Please reproduce word for word the part of the court opinion starting at "Gary S. Okin, Dworken" and ending at "the lower court.".
___ Text section
ANITRA HALLISY v. PAUL HALLISY
CASE NO. 2022-G-0048
IN THE COURT OF APPEALS OF OHIO ELEVENTH APPELLATE DISTRICT GEAUGA COUNTY
August 21, 2023
[Cite as Hallisy v. Hallisy, 2023-Ohio-2923.]
MATT LYNCH, J.
Civil Appeal from the Court of Common Pleas, Trial Court No. 2022 DV 000307. Judgment: Affirmed.
Decided: August 21, 2023
Judgment: Affirmed
Kelley R. Tauring, Nicole A. Cruz and Joseph G. Stafford, Stafford Law Co., L.P.A., North Point Tower, 1001 Lakeside Avenue, Suite 1300, Cleveland, OH 44114 (For Petitioner-Appellant).
Deanna L. DiPetta, Meyers, Roman, Friedberg & Lewis, 28601 Chagrin Boulevard, Suite 600, Cleveland, OH 44122 (For Respondent-Appellee).
Gary S. Okin, Dworken & Bernstein Co., LPA, 60 South Park Place, Painesville, OH 44077 (Guardian Ad Litem).
MATT LYNCH, J.
{¶1} Petitioner-appellant, Anitra Hallisy, appeals the judgment of the Geauga County Court of Common Pleas, denying her Petition for a Domestic Violence Protection Order against respondent-appellee, Paul Hallisy. For the reasons that follow, we affirm the decision of the lower court.
{¶2} On May 27, 2022, Anitra filed a Petition for Domestic Violence Civil Protection Order against her husband, Paul, on behalf of herself and her two children,
{¶3} A full hearing was held before the magistrate on June 13 and 14, 2022. The following pertinent testimony and evidence were presented:
{¶4} On May 15, 2022, C.H., who was 11 years old, was breaking down boxes in his garage with his younger brother, M.H., at the request of their father, Paul. According to C.H., M.H. began crying, Paul came outside, and he picked up C.H. “with two hands by the throat.” Paul said to C.H.: “I better not come out here and find him crying again.” C.H. testified that his father held him above the ground by the neck for about 20 seconds, causing him to be unable to breathe, and then threw him into the side of a garbage can. After his father went inside, C.H. took a picture of his neck and sent it to his mom. C.H. testified that he felt terrified of his father and is still afraid. His mother subsequently called the police. C.H. explained that, although he usually gets As and Bs, his grades had declined since the incident. When asked about any other incidents of abuse, he discussed a prior incident where his father hurt him by hugging him too tightly.
{¶5} On cross examination, C.H. explained that he had testified M.H. was crying because he did not want to break down boxes, but in the police report, he stated that M.H. was crying because he was hot and tired. C.H. was asked the following question: “Isn‘t it true that you and your mom have been talking about making these kinds of allegations against your dad for a while now?” C.H. responded, “Yeah.”
{¶6} Anitra Hallisy testified that Paul is her husband and the two were involved in divorce proceedings which were pending at the time she sought the protection order. She described Paul as “emotionally and mentally abusive” and stated that he had yelled at and threatened her. She described an incident in 2019 where he threatened her with a pool broom.
{¶7} Regarding the May 15 incident, Anitra testified that she had received a message from C.H. which stated his father had picked him up by the neck and thrown him into a garbage can. A picture attached to the message showed redness on his neck. She was not present at the time but drove home, driving on the highway for approximately 30 minutes before calling the police to report the incident. When she arrived home, C.H. explained to her that his father had picked him up off the ground and he felt that he could not breathe. She described C.H. as appearing very scared.
______
___ Data excerpt
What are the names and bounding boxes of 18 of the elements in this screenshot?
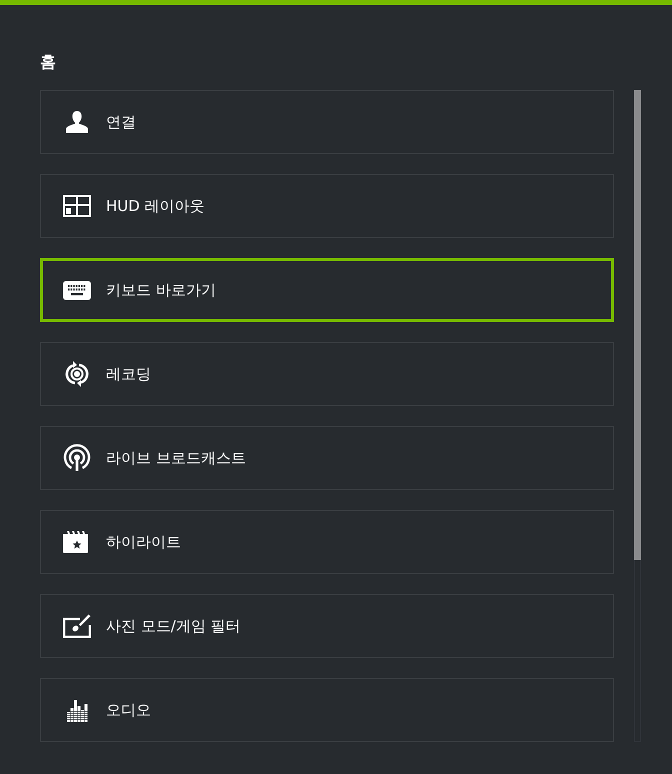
______
*Solution*.
Gary S. Okin, Dworken & Bernstein Co., LPA, 60 South Park Place, Painesville, OH 44077 (Guardian Ad Litem).
MATT LYNCH, J.
{¶1} Petitioner-appellant, Anitra Hallisy, appeals the judgment of the Geauga County Court of Common Pleas, denying her Petition for a Domestic Violence Protection Order against respondent-appellee, Paul Hallisy. For the reasons that follow, we affirm the decision of the lower court.